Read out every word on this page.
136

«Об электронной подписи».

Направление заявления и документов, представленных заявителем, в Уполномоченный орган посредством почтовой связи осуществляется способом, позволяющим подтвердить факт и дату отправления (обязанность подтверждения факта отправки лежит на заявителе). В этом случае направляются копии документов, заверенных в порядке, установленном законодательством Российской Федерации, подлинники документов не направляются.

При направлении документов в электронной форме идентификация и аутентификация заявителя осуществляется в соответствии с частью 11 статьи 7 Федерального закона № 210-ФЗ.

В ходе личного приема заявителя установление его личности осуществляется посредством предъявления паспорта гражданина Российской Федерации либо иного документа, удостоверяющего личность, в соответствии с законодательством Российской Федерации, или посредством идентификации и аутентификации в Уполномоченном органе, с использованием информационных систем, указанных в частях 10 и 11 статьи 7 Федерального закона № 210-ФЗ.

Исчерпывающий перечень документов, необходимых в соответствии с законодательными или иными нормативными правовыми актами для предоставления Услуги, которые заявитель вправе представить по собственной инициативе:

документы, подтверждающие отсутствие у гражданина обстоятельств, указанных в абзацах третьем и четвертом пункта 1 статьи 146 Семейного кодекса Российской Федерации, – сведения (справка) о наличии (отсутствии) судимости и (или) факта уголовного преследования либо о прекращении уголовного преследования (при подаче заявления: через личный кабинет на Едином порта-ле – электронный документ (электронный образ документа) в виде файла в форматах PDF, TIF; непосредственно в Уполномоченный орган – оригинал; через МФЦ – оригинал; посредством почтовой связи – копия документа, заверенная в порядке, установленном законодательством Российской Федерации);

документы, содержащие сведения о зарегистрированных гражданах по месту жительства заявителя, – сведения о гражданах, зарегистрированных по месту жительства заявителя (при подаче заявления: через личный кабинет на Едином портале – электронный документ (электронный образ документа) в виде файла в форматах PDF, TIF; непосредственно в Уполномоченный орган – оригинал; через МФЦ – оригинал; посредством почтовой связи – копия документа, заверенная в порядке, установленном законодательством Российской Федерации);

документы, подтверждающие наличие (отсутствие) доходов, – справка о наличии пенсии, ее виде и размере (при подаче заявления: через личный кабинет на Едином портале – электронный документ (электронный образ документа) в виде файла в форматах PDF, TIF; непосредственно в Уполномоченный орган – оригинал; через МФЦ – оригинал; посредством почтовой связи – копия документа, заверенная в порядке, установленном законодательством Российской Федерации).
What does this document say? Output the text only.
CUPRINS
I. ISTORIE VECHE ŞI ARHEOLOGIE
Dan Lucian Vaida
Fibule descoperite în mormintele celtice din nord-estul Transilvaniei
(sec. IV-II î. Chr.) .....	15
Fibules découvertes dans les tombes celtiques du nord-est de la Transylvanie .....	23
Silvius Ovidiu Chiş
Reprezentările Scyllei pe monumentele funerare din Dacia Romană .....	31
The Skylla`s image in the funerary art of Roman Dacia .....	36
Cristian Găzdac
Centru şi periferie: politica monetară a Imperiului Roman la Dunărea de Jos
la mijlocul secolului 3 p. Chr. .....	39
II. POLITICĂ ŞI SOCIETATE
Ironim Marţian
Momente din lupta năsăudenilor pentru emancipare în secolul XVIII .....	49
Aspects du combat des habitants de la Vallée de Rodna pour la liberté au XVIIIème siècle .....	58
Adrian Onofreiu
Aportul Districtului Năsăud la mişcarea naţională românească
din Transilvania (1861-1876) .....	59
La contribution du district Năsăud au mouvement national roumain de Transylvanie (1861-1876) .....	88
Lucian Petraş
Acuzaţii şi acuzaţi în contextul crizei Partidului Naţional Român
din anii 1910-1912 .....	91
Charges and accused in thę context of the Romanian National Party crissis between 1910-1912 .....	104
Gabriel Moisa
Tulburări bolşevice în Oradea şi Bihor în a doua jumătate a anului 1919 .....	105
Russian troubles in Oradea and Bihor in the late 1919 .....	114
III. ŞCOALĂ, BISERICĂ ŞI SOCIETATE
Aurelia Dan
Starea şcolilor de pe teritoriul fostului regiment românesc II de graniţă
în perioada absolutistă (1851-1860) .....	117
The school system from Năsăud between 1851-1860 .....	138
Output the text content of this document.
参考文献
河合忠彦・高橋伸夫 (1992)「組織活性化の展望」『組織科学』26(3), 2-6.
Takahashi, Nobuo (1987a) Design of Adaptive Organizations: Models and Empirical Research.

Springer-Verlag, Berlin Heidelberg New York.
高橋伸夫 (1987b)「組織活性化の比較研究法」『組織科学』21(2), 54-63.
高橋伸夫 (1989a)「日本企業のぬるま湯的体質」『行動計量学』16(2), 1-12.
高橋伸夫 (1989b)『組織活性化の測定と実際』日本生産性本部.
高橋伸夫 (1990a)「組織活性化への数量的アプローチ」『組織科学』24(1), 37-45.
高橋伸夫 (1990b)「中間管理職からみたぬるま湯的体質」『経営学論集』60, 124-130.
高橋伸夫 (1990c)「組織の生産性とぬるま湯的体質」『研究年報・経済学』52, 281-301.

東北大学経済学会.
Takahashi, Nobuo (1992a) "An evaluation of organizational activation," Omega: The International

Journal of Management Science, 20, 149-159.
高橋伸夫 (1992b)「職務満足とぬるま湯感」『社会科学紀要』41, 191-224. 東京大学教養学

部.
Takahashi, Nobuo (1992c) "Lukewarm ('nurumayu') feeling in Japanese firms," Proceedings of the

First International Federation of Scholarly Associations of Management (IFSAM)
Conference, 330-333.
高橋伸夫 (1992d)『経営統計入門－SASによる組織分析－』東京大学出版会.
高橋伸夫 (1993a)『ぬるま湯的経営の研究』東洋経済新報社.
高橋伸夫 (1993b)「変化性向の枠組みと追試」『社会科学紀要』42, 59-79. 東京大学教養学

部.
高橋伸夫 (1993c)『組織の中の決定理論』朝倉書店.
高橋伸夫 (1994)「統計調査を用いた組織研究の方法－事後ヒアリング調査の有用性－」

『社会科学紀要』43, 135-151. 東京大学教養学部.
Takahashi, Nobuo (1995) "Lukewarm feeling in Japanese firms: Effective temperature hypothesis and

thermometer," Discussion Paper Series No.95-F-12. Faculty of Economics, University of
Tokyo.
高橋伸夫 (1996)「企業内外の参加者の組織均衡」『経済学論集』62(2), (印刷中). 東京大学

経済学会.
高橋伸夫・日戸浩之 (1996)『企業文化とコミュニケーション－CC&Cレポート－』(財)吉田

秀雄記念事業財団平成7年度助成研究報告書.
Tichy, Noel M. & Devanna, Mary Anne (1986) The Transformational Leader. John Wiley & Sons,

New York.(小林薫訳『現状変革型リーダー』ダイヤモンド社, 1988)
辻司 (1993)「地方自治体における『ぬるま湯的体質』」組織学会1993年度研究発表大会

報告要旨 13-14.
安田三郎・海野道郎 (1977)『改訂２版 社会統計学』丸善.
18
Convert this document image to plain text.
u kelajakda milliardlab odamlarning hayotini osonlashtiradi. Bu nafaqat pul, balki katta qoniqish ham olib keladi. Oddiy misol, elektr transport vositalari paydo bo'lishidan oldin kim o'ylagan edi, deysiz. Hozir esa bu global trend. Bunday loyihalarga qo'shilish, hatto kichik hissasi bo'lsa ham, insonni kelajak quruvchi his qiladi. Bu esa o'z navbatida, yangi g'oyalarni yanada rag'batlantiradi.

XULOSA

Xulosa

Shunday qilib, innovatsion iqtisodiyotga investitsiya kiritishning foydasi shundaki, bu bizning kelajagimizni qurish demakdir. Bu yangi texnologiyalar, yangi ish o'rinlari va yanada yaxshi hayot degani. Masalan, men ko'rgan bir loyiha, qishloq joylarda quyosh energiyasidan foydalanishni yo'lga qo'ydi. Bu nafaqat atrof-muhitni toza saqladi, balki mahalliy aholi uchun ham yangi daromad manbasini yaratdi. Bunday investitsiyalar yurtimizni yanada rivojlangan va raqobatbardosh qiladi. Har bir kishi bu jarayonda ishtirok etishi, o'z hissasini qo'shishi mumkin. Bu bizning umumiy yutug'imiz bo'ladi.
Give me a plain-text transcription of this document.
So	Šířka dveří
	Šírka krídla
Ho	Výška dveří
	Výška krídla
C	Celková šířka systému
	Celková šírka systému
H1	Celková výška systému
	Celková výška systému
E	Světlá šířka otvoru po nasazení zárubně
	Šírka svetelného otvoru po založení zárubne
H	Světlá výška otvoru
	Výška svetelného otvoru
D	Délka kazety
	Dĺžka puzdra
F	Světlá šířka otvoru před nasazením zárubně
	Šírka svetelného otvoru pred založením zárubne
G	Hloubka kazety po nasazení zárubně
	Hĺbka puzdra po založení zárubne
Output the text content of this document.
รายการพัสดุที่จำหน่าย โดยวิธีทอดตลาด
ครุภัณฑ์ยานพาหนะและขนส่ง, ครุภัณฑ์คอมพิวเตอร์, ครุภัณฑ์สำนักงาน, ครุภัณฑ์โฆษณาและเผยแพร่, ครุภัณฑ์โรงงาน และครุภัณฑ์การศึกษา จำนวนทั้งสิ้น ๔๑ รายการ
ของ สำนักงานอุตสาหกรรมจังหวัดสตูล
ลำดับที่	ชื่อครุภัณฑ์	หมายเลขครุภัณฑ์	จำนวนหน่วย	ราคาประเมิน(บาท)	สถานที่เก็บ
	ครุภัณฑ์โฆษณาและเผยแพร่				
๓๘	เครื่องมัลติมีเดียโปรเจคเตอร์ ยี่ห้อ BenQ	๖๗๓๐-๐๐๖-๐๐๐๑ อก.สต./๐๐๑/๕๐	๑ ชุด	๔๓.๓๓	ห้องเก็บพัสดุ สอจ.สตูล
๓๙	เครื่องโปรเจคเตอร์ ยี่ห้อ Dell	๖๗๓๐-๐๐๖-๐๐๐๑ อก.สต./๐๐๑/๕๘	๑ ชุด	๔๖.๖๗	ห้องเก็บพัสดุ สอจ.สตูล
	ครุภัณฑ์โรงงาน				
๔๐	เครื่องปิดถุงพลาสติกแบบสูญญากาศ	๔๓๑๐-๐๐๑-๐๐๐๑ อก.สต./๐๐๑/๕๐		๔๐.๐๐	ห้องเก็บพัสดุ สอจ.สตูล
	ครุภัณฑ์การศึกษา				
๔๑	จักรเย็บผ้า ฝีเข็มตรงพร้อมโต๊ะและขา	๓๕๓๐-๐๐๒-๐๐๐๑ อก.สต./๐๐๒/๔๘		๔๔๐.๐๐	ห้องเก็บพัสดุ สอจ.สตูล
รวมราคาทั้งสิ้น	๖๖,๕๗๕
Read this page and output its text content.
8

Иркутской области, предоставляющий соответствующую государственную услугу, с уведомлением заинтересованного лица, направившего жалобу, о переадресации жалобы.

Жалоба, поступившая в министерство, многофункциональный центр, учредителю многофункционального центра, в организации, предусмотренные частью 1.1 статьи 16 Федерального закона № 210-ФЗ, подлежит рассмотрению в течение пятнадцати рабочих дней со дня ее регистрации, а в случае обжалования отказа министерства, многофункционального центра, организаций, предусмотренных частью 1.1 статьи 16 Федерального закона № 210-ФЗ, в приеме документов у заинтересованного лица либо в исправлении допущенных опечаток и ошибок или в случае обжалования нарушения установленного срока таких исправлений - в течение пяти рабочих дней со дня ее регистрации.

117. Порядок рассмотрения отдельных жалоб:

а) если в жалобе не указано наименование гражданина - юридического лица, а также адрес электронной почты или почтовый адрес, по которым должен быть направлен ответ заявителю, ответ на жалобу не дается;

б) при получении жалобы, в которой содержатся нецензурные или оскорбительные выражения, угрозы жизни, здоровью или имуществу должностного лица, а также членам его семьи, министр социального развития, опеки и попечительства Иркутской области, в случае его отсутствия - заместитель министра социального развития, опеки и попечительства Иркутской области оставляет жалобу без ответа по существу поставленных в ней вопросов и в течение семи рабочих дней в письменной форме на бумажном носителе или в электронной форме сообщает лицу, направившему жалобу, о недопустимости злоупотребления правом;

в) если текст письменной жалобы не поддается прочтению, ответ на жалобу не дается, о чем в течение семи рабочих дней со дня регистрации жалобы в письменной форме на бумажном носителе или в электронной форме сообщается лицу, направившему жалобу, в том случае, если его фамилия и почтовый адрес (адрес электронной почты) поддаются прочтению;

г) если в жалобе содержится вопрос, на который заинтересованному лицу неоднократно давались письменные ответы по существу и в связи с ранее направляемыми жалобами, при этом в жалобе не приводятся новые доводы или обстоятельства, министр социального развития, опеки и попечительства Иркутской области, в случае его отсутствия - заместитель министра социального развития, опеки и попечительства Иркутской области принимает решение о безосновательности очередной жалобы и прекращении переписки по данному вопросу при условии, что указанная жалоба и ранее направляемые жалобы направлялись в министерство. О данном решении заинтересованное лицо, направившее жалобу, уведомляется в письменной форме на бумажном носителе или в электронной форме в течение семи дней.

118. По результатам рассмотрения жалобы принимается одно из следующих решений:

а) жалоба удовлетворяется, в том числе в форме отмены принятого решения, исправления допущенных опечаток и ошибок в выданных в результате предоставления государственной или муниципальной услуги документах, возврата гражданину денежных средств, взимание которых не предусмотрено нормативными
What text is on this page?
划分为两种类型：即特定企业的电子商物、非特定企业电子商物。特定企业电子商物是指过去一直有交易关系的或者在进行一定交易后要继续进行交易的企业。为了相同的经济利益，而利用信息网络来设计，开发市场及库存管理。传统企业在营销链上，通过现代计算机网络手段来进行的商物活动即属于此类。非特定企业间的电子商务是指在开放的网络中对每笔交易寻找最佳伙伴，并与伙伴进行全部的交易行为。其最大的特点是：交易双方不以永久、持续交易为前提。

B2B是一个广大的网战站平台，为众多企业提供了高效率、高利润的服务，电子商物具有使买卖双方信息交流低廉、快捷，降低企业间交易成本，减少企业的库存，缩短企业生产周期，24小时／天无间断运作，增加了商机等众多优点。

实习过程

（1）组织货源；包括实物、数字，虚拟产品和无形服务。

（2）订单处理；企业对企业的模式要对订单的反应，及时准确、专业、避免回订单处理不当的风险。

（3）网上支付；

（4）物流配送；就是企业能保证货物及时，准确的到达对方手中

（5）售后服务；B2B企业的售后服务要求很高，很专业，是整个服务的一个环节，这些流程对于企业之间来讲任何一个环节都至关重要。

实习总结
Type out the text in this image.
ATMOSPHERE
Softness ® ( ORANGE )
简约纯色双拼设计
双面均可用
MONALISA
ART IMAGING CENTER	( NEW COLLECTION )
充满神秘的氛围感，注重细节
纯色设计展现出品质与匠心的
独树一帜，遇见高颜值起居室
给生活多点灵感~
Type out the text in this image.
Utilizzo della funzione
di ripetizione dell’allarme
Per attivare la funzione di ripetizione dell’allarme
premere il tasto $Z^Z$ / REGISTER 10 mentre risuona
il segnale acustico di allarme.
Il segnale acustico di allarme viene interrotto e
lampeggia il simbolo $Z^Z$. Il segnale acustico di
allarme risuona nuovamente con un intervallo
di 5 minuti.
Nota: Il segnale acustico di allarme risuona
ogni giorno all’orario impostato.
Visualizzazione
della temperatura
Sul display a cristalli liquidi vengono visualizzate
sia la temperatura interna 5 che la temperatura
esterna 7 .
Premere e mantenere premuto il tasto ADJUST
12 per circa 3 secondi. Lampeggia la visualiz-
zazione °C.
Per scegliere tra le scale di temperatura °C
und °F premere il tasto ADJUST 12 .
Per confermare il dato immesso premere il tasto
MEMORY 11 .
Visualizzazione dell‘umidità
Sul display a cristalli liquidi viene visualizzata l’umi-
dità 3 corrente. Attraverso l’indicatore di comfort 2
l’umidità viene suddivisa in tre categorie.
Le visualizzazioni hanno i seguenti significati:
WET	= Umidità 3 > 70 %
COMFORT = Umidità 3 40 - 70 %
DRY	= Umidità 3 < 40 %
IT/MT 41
===============
**What is expected:** The answer consists only of the lines from the one containing "What text is on this page?" to the end of the records, each written out exactly.

**Written solution:**
What text is on this page?
划分为两种类型：即特定企业的电子商物、非特定企业电子商物。特定企业电子商物是指过去一直有交易关系的或者在进行一定交易后要继续进行交易的企业。为了相同的经济利益，而利用信息网络来设计，开发市场及库存管理。传统企业在营销链上，通过现代计算机网络手段来进行的商物活动即属于此类。非特定企业间的电子商务是指在开放的网络中对每笔交易寻找最佳伙伴，并与伙伴进行全部的交易行为。其最大的特点是：交易双方不以永久、持续交易为前提。

B2B是一个广大的网战站平台，为众多企业提供了高效率、高利润的服务，电子商物具有使买卖双方信息交流低廉、快捷，降低企业间交易成本，减少企业的库存，缩短企业生产周期，24小时／天无间断运作，增加了商机等众多优点。

实习过程

（1）组织货源；包括实物、数字，虚拟产品和无形服务。

（2）订单处理；企业对企业的模式要对订单的反应，及时准确、专业、避免回订单处理不当的风险。

（3）网上支付；

（4）物流配送；就是企业能保证货物及时，准确的到达对方手中

（5）售后服务；B2B企业的售后服务要求很高，很专业，是整个服务的一个环节，这些流程对于企业之间来讲任何一个环节都至关重要。

实习总结
Type out the text in this image.
ATMOSPHERE
Softness ® ( ORANGE )
简约纯色双拼设计
双面均可用
MONALISA
ART IMAGING CENTER	( NEW COLLECTION )
充满神秘的氛围感，注重细节
纯色设计展现出品质与匠心的
独树一帜，遇见高颜值起居室
给生活多点灵感~
Type out the text in this image.
Utilizzo della funzione
di ripetizione dell’allarme
Per attivare la funzione di ripetizione dell’allarme
premere il tasto $Z^Z$ / REGISTER 10 mentre risuona
il segnale acustico di allarme.
Il segnale acustico di allarme viene interrotto e
lampeggia il simbolo $Z^Z$. Il segnale acustico di
allarme risuona nuovamente con un intervallo
di 5 minuti.
Nota: Il segnale acustico di allarme risuona
ogni giorno all’orario impostato.
Visualizzazione
della temperatura
Sul display a cristalli liquidi vengono visualizzate
sia la temperatura interna 5 che la temperatura
esterna 7 .
Premere e mantenere premuto il tasto ADJUST
12 per circa 3 secondi. Lampeggia la visualiz-
zazione °C.
Per scegliere tra le scale di temperatura °C
und °F premere il tasto ADJUST 12 .
Per confermare il dato immesso premere il tasto
MEMORY 11 .
Visualizzazione dell‘umidità
Sul display a cristalli liquidi viene visualizzata l’umi-
dità 3 corrente. Attraverso l’indicatore di comfort 2
l’umidità viene suddivisa in tre categorie.
Le visualizzazioni hanno i seguenti significati:
WET	= Umidità 3 > 70 %
COMFORT = Umidità 3 40 - 70 %
DRY	= Umidità 3 < 40 %
IT/MT 41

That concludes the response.